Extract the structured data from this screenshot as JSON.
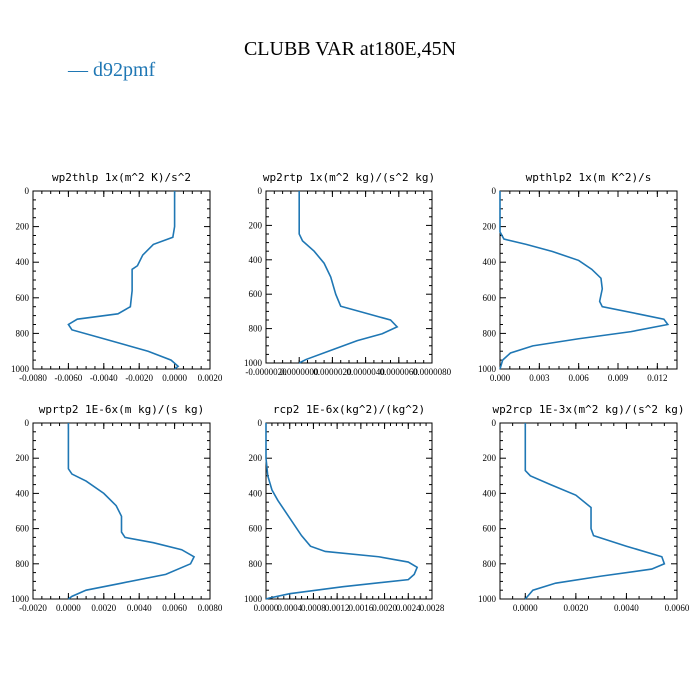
{
  "figure": {
    "title": "CLUBB VAR at180E,45N",
    "legend_label": "— d92pmf",
    "legend_color": "#1f77b4"
  },
  "chart_data": [
    {
      "type": "line",
      "title": "wp2thlp  1x(m^2 K)/s^2",
      "xlim": [
        -0.008,
        0.002
      ],
      "ylim": [
        0,
        1000
      ],
      "y_inverted": true,
      "xticks": [
        "-0.0080",
        "-0.0060",
        "-0.0040",
        "-0.0020",
        "0.0000",
        "0.0020"
      ],
      "xtick_values": [
        -0.008,
        -0.006,
        -0.004,
        -0.002,
        0.0,
        0.002
      ],
      "yticks": [
        "0",
        "200",
        "400",
        "600",
        "800",
        "1000"
      ],
      "ytick_values": [
        0,
        200,
        400,
        600,
        800,
        1000
      ],
      "series": [
        {
          "color": "#1f77b4",
          "x": [
            0.0,
            0.0,
            0.0,
            -0.0001,
            -0.0012,
            -0.0018,
            -0.0021,
            -0.0024,
            -0.0024,
            -0.0025,
            -0.0032,
            -0.0055,
            -0.006,
            -0.0058,
            -0.004,
            -0.0015,
            -0.0002,
            0.0002,
            0.0
          ],
          "y": [
            0,
            100,
            200,
            260,
            300,
            360,
            420,
            440,
            560,
            650,
            690,
            720,
            750,
            780,
            830,
            900,
            950,
            985,
            1000
          ]
        }
      ]
    },
    {
      "type": "line",
      "title": "wp2rtp  1x(m^2 kg)/(s^2 kg)",
      "xlim": [
        -2e-06,
        8e-06
      ],
      "ylim": [
        0,
        1000
      ],
      "y_inverted": true,
      "xticks": [
        "-0.0000020",
        "0.0000000",
        "0.0000020",
        "0.0000040",
        "0.0000060",
        "0.0000080"
      ],
      "xtick_values": [
        -2e-06,
        0.0,
        2e-06,
        4e-06,
        6e-06,
        8e-06
      ],
      "yticks": [
        "0",
        "200",
        "400",
        "600",
        "800",
        "1000"
      ],
      "ytick_values": [
        0,
        200,
        400,
        600,
        800,
        1000
      ],
      "series": [
        {
          "color": "#1f77b4",
          "x": [
            0.0,
            0.0,
            0.0,
            2e-07,
            9e-07,
            1.5e-06,
            1.9e-06,
            2.2e-06,
            2.5e-06,
            4e-06,
            5.5e-06,
            5.9e-06,
            5e-06,
            3.5e-06,
            1.8e-06,
            4e-07,
            0.0
          ],
          "y": [
            0,
            100,
            250,
            290,
            350,
            420,
            500,
            600,
            670,
            710,
            750,
            790,
            830,
            870,
            930,
            980,
            1000
          ]
        }
      ]
    },
    {
      "type": "line",
      "title": "wpthlp2  1x(m K^2)/s",
      "xlim": [
        0.0,
        0.0135
      ],
      "ylim": [
        0,
        1000
      ],
      "y_inverted": true,
      "xticks": [
        "0.000",
        "0.003",
        "0.006",
        "0.009",
        "0.012"
      ],
      "xtick_values": [
        0.0,
        0.003,
        0.006,
        0.009,
        0.012
      ],
      "yticks": [
        "0",
        "200",
        "400",
        "600",
        "800",
        "1000"
      ],
      "ytick_values": [
        0,
        200,
        400,
        600,
        800,
        1000
      ],
      "series": [
        {
          "color": "#1f77b4",
          "x": [
            0.0,
            0.0,
            0.0,
            0.0003,
            0.002,
            0.004,
            0.006,
            0.007,
            0.0077,
            0.0078,
            0.0076,
            0.0078,
            0.0105,
            0.0125,
            0.0128,
            0.01,
            0.006,
            0.0025,
            0.0008,
            0.0002,
            0.0
          ],
          "y": [
            0,
            100,
            230,
            270,
            300,
            340,
            390,
            440,
            490,
            550,
            620,
            650,
            690,
            720,
            750,
            790,
            830,
            870,
            910,
            950,
            1000
          ]
        }
      ]
    },
    {
      "type": "line",
      "title": "wprtp2  1E-6x(m kg)/(s kg)",
      "xlim": [
        -0.002,
        0.008
      ],
      "ylim": [
        0,
        1000
      ],
      "y_inverted": true,
      "xticks": [
        "-0.0020",
        "0.0000",
        "0.0020",
        "0.0040",
        "0.0060",
        "0.0080"
      ],
      "xtick_values": [
        -0.002,
        0.0,
        0.002,
        0.004,
        0.006,
        0.008
      ],
      "yticks": [
        "0",
        "200",
        "400",
        "600",
        "800",
        "1000"
      ],
      "ytick_values": [
        0,
        200,
        400,
        600,
        800,
        1000
      ],
      "series": [
        {
          "color": "#1f77b4",
          "x": [
            0.0,
            0.0,
            0.0,
            0.0002,
            0.001,
            0.002,
            0.0027,
            0.003,
            0.003,
            0.0032,
            0.0048,
            0.0064,
            0.0071,
            0.0069,
            0.0055,
            0.003,
            0.001,
            0.0002,
            0.0
          ],
          "y": [
            0,
            100,
            260,
            290,
            330,
            400,
            470,
            530,
            620,
            650,
            680,
            720,
            760,
            800,
            860,
            910,
            950,
            985,
            1000
          ]
        }
      ]
    },
    {
      "type": "line",
      "title": "rcp2  1E-6x(kg^2)/(kg^2)",
      "xlim": [
        0.0,
        0.0028
      ],
      "ylim": [
        0,
        1000
      ],
      "y_inverted": true,
      "xticks": [
        "0.0000",
        "0.0004",
        "0.0008",
        "0.0012",
        "0.0016",
        "0.0020",
        "0.0024",
        "0.0028"
      ],
      "xtick_values": [
        0.0,
        0.0004,
        0.0008,
        0.0012,
        0.0016,
        0.002,
        0.0024,
        0.0028
      ],
      "yticks": [
        "0",
        "200",
        "400",
        "600",
        "800",
        "1000"
      ],
      "ytick_values": [
        0,
        200,
        400,
        600,
        800,
        1000
      ],
      "series": [
        {
          "color": "#1f77b4",
          "x": [
            0.0,
            0.0,
            3e-05,
            0.0001,
            0.0002,
            0.0004,
            0.0006,
            0.00075,
            0.001,
            0.0019,
            0.0024,
            0.00255,
            0.0025,
            0.0024,
            0.0013,
            0.0004,
            5e-05,
            0.0
          ],
          "y": [
            0,
            200,
            300,
            380,
            440,
            540,
            640,
            700,
            730,
            760,
            790,
            820,
            860,
            890,
            930,
            970,
            995,
            1000
          ]
        }
      ]
    },
    {
      "type": "line",
      "title": "wp2rcp  1E-3x(m^2 kg)/(s^2 kg)",
      "xlim": [
        -0.001,
        0.006
      ],
      "ylim": [
        0,
        1000
      ],
      "y_inverted": true,
      "xticks": [
        "0.0000",
        "0.0020",
        "0.0040",
        "0.0060"
      ],
      "xtick_values": [
        0.0,
        0.002,
        0.004,
        0.006
      ],
      "yticks": [
        "0",
        "200",
        "400",
        "600",
        "800",
        "1000"
      ],
      "ytick_values": [
        0,
        200,
        400,
        600,
        800,
        1000
      ],
      "series": [
        {
          "color": "#1f77b4",
          "x": [
            0.0,
            0.0,
            0.0,
            0.0002,
            0.001,
            0.002,
            0.0026,
            0.0026,
            0.0027,
            0.004,
            0.0054,
            0.0055,
            0.005,
            0.003,
            0.0012,
            0.0003,
            0.0
          ],
          "y": [
            0,
            150,
            270,
            300,
            350,
            410,
            480,
            600,
            640,
            700,
            760,
            800,
            830,
            870,
            910,
            950,
            1000
          ]
        }
      ]
    }
  ]
}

> [EXERCISE OBJECTIVE] Reproduce all of the data exactly; the pictures do not belong in the copy.

> [WRITTEN REPLY]
Extract the structured data from this screenshot as JSON.
{
  "figure": {
    "title": "CLUBB VAR at180E,45N",
    "legend_label": "— d92pmf",
    "legend_color": "#1f77b4"
  },
  "chart_data": [
    {
      "type": "line",
      "title": "wp2thlp  1x(m^2 K)/s^2",
      "xlim": [
        -0.008,
        0.002
      ],
      "ylim": [
        0,
        1000
      ],
      "y_inverted": true,
      "xticks": [
        "-0.0080",
        "-0.0060",
        "-0.0040",
        "-0.0020",
        "0.0000",
        "0.0020"
      ],
      "xtick_values": [
        -0.008,
        -0.006,
        -0.004,
        -0.002,
        0.0,
        0.002
      ],
      "yticks": [
        "0",
        "200",
        "400",
        "600",
        "800",
        "1000"
      ],
      "ytick_values": [
        0,
        200,
        400,
        600,
        800,
        1000
      ],
      "series": [
        {
          "color": "#1f77b4",
          "x": [
            0.0,
            0.0,
            0.0,
            -0.0001,
            -0.0012,
            -0.0018,
            -0.0021,
            -0.0024,
            -0.0024,
            -0.0025,
            -0.0032,
            -0.0055,
            -0.006,
            -0.0058,
            -0.004,
            -0.0015,
            -0.0002,
            0.0002,
            0.0
          ],
          "y": [
            0,
            100,
            200,
            260,
            300,
            360,
            420,
            440,
            560,
            650,
            690,
            720,
            750,
            780,
            830,
            900,
            950,
            985,
            1000
          ]
        }
      ]
    },
    {
      "type": "line",
      "title": "wp2rtp  1x(m^2 kg)/(s^2 kg)",
      "xlim": [
        -2e-06,
        8e-06
      ],
      "ylim": [
        0,
        1000
      ],
      "y_inverted": true,
      "xticks": [
        "-0.0000020",
        "0.0000000",
        "0.0000020",
        "0.0000040",
        "0.0000060",
        "0.0000080"
      ],
      "xtick_values": [
        -2e-06,
        0.0,
        2e-06,
        4e-06,
        6e-06,
        8e-06
      ],
      "yticks": [
        "0",
        "200",
        "400",
        "600",
        "800",
        "1000"
      ],
      "ytick_values": [
        0,
        200,
        400,
        600,
        800,
        1000
      ],
      "series": [
        {
          "color": "#1f77b4",
          "x": [
            0.0,
            0.0,
            0.0,
            2e-07,
            9e-07,
            1.5e-06,
            1.9e-06,
            2.2e-06,
            2.5e-06,
            4e-06,
            5.5e-06,
            5.9e-06,
            5e-06,
            3.5e-06,
            1.8e-06,
            4e-07,
            0.0
          ],
          "y": [
            0,
            100,
            250,
            290,
            350,
            420,
            500,
            600,
            670,
            710,
            750,
            790,
            830,
            870,
            930,
            980,
            1000
          ]
        }
      ]
    },
    {
      "type": "line",
      "title": "wpthlp2  1x(m K^2)/s",
      "xlim": [
        0.0,
        0.0135
      ],
      "ylim": [
        0,
        1000
      ],
      "y_inverted": true,
      "xticks": [
        "0.000",
        "0.003",
        "0.006",
        "0.009",
        "0.012"
      ],
      "xtick_values": [
        0.0,
        0.003,
        0.006,
        0.009,
        0.012
      ],
      "yticks": [
        "0",
        "200",
        "400",
        "600",
        "800",
        "1000"
      ],
      "ytick_values": [
        0,
        200,
        400,
        600,
        800,
        1000
      ],
      "series": [
        {
          "color": "#1f77b4",
          "x": [
            0.0,
            0.0,
            0.0,
            0.0003,
            0.002,
            0.004,
            0.006,
            0.007,
            0.0077,
            0.0078,
            0.0076,
            0.0078,
            0.0105,
            0.0125,
            0.0128,
            0.01,
            0.006,
            0.0025,
            0.0008,
            0.0002,
            0.0
          ],
          "y": [
            0,
            100,
            230,
            270,
            300,
            340,
            390,
            440,
            490,
            550,
            620,
            650,
            690,
            720,
            750,
            790,
            830,
            870,
            910,
            950,
            1000
          ]
        }
      ]
    },
    {
      "type": "line",
      "title": "wprtp2  1E-6x(m kg)/(s kg)",
      "xlim": [
        -0.002,
        0.008
      ],
      "ylim": [
        0,
        1000
      ],
      "y_inverted": true,
      "xticks": [
        "-0.0020",
        "0.0000",
        "0.0020",
        "0.0040",
        "0.0060",
        "0.0080"
      ],
      "xtick_values": [
        -0.002,
        0.0,
        0.002,
        0.004,
        0.006,
        0.008
      ],
      "yticks": [
        "0",
        "200",
        "400",
        "600",
        "800",
        "1000"
      ],
      "ytick_values": [
        0,
        200,
        400,
        600,
        800,
        1000
      ],
      "series": [
        {
          "color": "#1f77b4",
          "x": [
            0.0,
            0.0,
            0.0,
            0.0002,
            0.001,
            0.002,
            0.0027,
            0.003,
            0.003,
            0.0032,
            0.0048,
            0.0064,
            0.0071,
            0.0069,
            0.0055,
            0.003,
            0.001,
            0.0002,
            0.0
          ],
          "y": [
            0,
            100,
            260,
            290,
            330,
            400,
            470,
            530,
            620,
            650,
            680,
            720,
            760,
            800,
            860,
            910,
            950,
            985,
            1000
          ]
        }
      ]
    },
    {
      "type": "line",
      "title": "rcp2  1E-6x(kg^2)/(kg^2)",
      "xlim": [
        0.0,
        0.0028
      ],
      "ylim": [
        0,
        1000
      ],
      "y_inverted": true,
      "xticks": [
        "0.0000",
        "0.0004",
        "0.0008",
        "0.0012",
        "0.0016",
        "0.0020",
        "0.0024",
        "0.0028"
      ],
      "xtick_values": [
        0.0,
        0.0004,
        0.0008,
        0.0012,
        0.0016,
        0.002,
        0.0024,
        0.0028
      ],
      "yticks": [
        "0",
        "200",
        "400",
        "600",
        "800",
        "1000"
      ],
      "ytick_values": [
        0,
        200,
        400,
        600,
        800,
        1000
      ],
      "series": [
        {
          "color": "#1f77b4",
          "x": [
            0.0,
            0.0,
            3e-05,
            0.0001,
            0.0002,
            0.0004,
            0.0006,
            0.00075,
            0.001,
            0.0019,
            0.0024,
            0.00255,
            0.0025,
            0.0024,
            0.0013,
            0.0004,
            5e-05,
            0.0
          ],
          "y": [
            0,
            200,
            300,
            380,
            440,
            540,
            640,
            700,
            730,
            760,
            790,
            820,
            860,
            890,
            930,
            970,
            995,
            1000
          ]
        }
      ]
    },
    {
      "type": "line",
      "title": "wp2rcp  1E-3x(m^2 kg)/(s^2 kg)",
      "xlim": [
        -0.001,
        0.006
      ],
      "ylim": [
        0,
        1000
      ],
      "y_inverted": true,
      "xticks": [
        "0.0000",
        "0.0020",
        "0.0040",
        "0.0060"
      ],
      "xtick_values": [
        0.0,
        0.002,
        0.004,
        0.006
      ],
      "yticks": [
        "0",
        "200",
        "400",
        "600",
        "800",
        "1000"
      ],
      "ytick_values": [
        0,
        200,
        400,
        600,
        800,
        1000
      ],
      "series": [
        {
          "color": "#1f77b4",
          "x": [
            0.0,
            0.0,
            0.0,
            0.0002,
            0.001,
            0.002,
            0.0026,
            0.0026,
            0.0027,
            0.004,
            0.0054,
            0.0055,
            0.005,
            0.003,
            0.0012,
            0.0003,
            0.0
          ],
          "y": [
            0,
            150,
            270,
            300,
            350,
            410,
            480,
            600,
            640,
            700,
            760,
            800,
            830,
            870,
            910,
            950,
            1000
          ]
        }
      ]
    }
  ]
}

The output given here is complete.